## START Task input
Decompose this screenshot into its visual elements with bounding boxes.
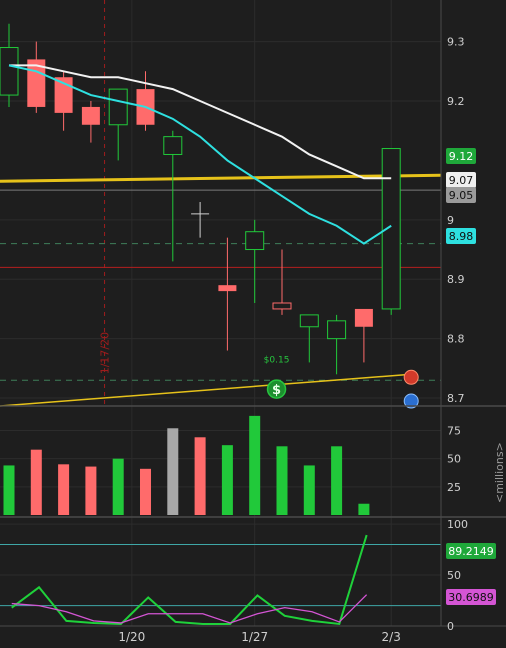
price-tick-label: 9: [447, 214, 454, 227]
volume-bar[interactable]: [249, 415, 261, 515]
gray-level-badge-text: 9.05: [449, 189, 474, 202]
chart-background: [0, 0, 506, 648]
volume-bar[interactable]: [85, 466, 97, 515]
fast-ma-badge: 8.98: [446, 228, 476, 244]
candle-body: [272, 302, 292, 310]
volume-bar[interactable]: [140, 468, 151, 515]
event-marker-label: 1/17/20: [99, 332, 112, 374]
volume-bar[interactable]: [276, 446, 288, 515]
stoch-d-badge: 30.6989: [446, 589, 496, 605]
date-tick-label: 1/27: [241, 630, 268, 644]
volume-bar[interactable]: [112, 458, 124, 515]
volume-bar[interactable]: [194, 437, 206, 515]
candle-body: [0, 47, 19, 96]
slow-ma-badge: 9.07: [446, 172, 476, 188]
earnings-icon[interactable]: [403, 369, 419, 385]
volume-tick-label: 50: [447, 453, 461, 466]
candle-body: [354, 308, 373, 327]
candle-body: [299, 314, 319, 328]
volume-bar[interactable]: [30, 449, 42, 515]
volume-bar[interactable]: [3, 465, 15, 515]
volume-bar[interactable]: [331, 446, 343, 515]
last-price-badge: 9.12: [446, 148, 476, 164]
candle[interactable]: [381, 148, 401, 315]
date-tick-label: 2/3: [382, 630, 401, 644]
fast-ma-badge-text: 8.98: [449, 230, 474, 243]
volume-bar[interactable]: [358, 503, 370, 515]
volume-unit-label: <millions>: [493, 442, 506, 503]
stoch-k-badge: 89.2149: [446, 543, 496, 559]
volume-bar[interactable]: [167, 428, 179, 515]
volume-tick-label: 75: [447, 425, 461, 438]
candle-body: [163, 136, 183, 155]
price-tick-label: 8.7: [447, 392, 465, 405]
candle-body: [218, 285, 237, 292]
slow-ma-badge-text: 9.07: [449, 174, 474, 187]
candle-body: [108, 88, 128, 126]
gray-level-badge: 9.05: [446, 187, 476, 203]
stoch-tick-label: 100: [447, 518, 468, 531]
dividend-icon-glyph: $: [272, 383, 281, 398]
price-tick-label: 9.2: [447, 95, 465, 108]
stock-chart: 1/17/20 $0.15 $ 9.3 9.2 9 8.9 8.8 8.7 75 50 25 <mil…: [0, 0, 506, 648]
price-tick-label: 9.3: [447, 36, 465, 49]
candle-body: [327, 320, 347, 340]
date-tick-label: 1/20: [118, 630, 145, 644]
candle-body: [81, 106, 100, 125]
price-tick-label: 8.9: [447, 273, 465, 286]
last-price-badge-text: 9.12: [449, 150, 474, 163]
stoch-tick-label: 0: [447, 620, 454, 633]
volume-bar[interactable]: [303, 465, 315, 515]
price-tick-label: 8.8: [447, 333, 465, 346]
stoch-tick-label: 50: [447, 569, 461, 582]
stoch-k-badge-text: 89.2149: [448, 545, 494, 558]
volume-tick-label: 25: [447, 481, 461, 494]
stoch-d-badge-text: 30.6989: [448, 591, 494, 604]
candle-body: [245, 231, 265, 251]
dividend-label: $0.15: [264, 355, 290, 365]
volume-bar[interactable]: [58, 464, 70, 515]
volume-bar[interactable]: [221, 445, 233, 515]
## END Task input
Set out every line of the entries above as a numbered list, skipping blank lines and omitting the picture.

**Correct output:**
1. Decompose this screenshot into its visual elements with bounding boxes.
2. price-tick-label: 9: [447, 214, 454, 227]
3. volume-bar[interactable]: [249, 415, 261, 515]
4. gray-level-badge-text: 9.05: [449, 189, 474, 202]
5. chart-background: [0, 0, 506, 648]
6. volume-bar[interactable]: [85, 466, 97, 515]
7. fast-ma-badge: 8.98: [446, 228, 476, 244]
8. candle-body: [272, 302, 292, 310]
9. volume-bar[interactable]: [140, 468, 151, 515]
10. event-marker-label: 1/17/20: [99, 332, 112, 374]
11. volume-bar[interactable]: [276, 446, 288, 515]
12. stoch-d-badge: 30.6989: [446, 589, 496, 605]
13. date-tick-label: 1/27: [241, 630, 268, 644]
14. volume-bar[interactable]: [112, 458, 124, 515]
15. volume-bar[interactable]: [194, 437, 206, 515]
16. candle-body: [0, 47, 19, 96]
17. slow-ma-badge: 9.07: [446, 172, 476, 188]
18. earnings-icon[interactable]: [403, 369, 419, 385]
19. volume-tick-label: 50: [447, 453, 461, 466]
20. candle-body: [354, 308, 373, 327]
21. candle-body: [299, 314, 319, 328]
22. volume-bar[interactable]: [30, 449, 42, 515]
23. volume-bar[interactable]: [3, 465, 15, 515]
24. volume-bar[interactable]: [331, 446, 343, 515]
25. last-price-badge: 9.12: [446, 148, 476, 164]
26. candle[interactable]: [381, 148, 401, 315]
27. date-tick-label: 2/3: [382, 630, 401, 644]
28. fast-ma-badge-text: 8.98: [449, 230, 474, 243]
29. volume-bar[interactable]: [358, 503, 370, 515]
30. volume-unit-label: <millions>: [493, 442, 506, 503]
31. stoch-k-badge: 89.2149: [446, 543, 496, 559]
32. volume-bar[interactable]: [167, 428, 179, 515]
33. volume-tick-label: 75: [447, 425, 461, 438]
34. candle-body: [163, 136, 183, 155]
35. price-tick-label: 8.7: [447, 392, 465, 405]
36. candle-body: [218, 285, 237, 292]
37. slow-ma-badge-text: 9.07: [449, 174, 474, 187]
38. candle-body: [108, 88, 128, 126]
39. gray-level-badge: 9.05: [446, 187, 476, 203]
40. stoch-tick-label: 100: [447, 518, 468, 531]
41. dividend-icon-glyph: $: [272, 383, 281, 398]
42. price-tick-label: 9.2: [447, 95, 465, 108]
43. stock-chart: 1/17/20 $0.15 $ 9.3 9.2 9 8.9 8.8 8.7 75 50 25 <mil…: [0, 0, 506, 648]
44. price-tick-label: 9.3: [447, 36, 465, 49]
45. candle-body: [327, 320, 347, 340]
46. date-tick-label: 1/20: [118, 630, 145, 644]
47. candle-body: [81, 106, 100, 125]
48. price-tick-label: 8.9: [447, 273, 465, 286]
49. last-price-badge-text: 9.12: [449, 150, 474, 163]
50. stoch-tick-label: 0: [447, 620, 454, 633]
51. volume-bar[interactable]: [303, 465, 315, 515]
52. price-tick-label: 8.8: [447, 333, 465, 346]
53. stoch-tick-label: 50: [447, 569, 461, 582]
54. stoch-k-badge-text: 89.2149: [448, 545, 494, 558]
55. volume-tick-label: 25: [447, 481, 461, 494]
56. stoch-d-badge-text: 30.6989: [448, 591, 494, 604]
57. candle-body: [245, 231, 265, 251]
58. dividend-label: $0.15: [264, 355, 290, 365]
59. volume-bar[interactable]: [58, 464, 70, 515]
60. volume-bar[interactable]: [221, 445, 233, 515]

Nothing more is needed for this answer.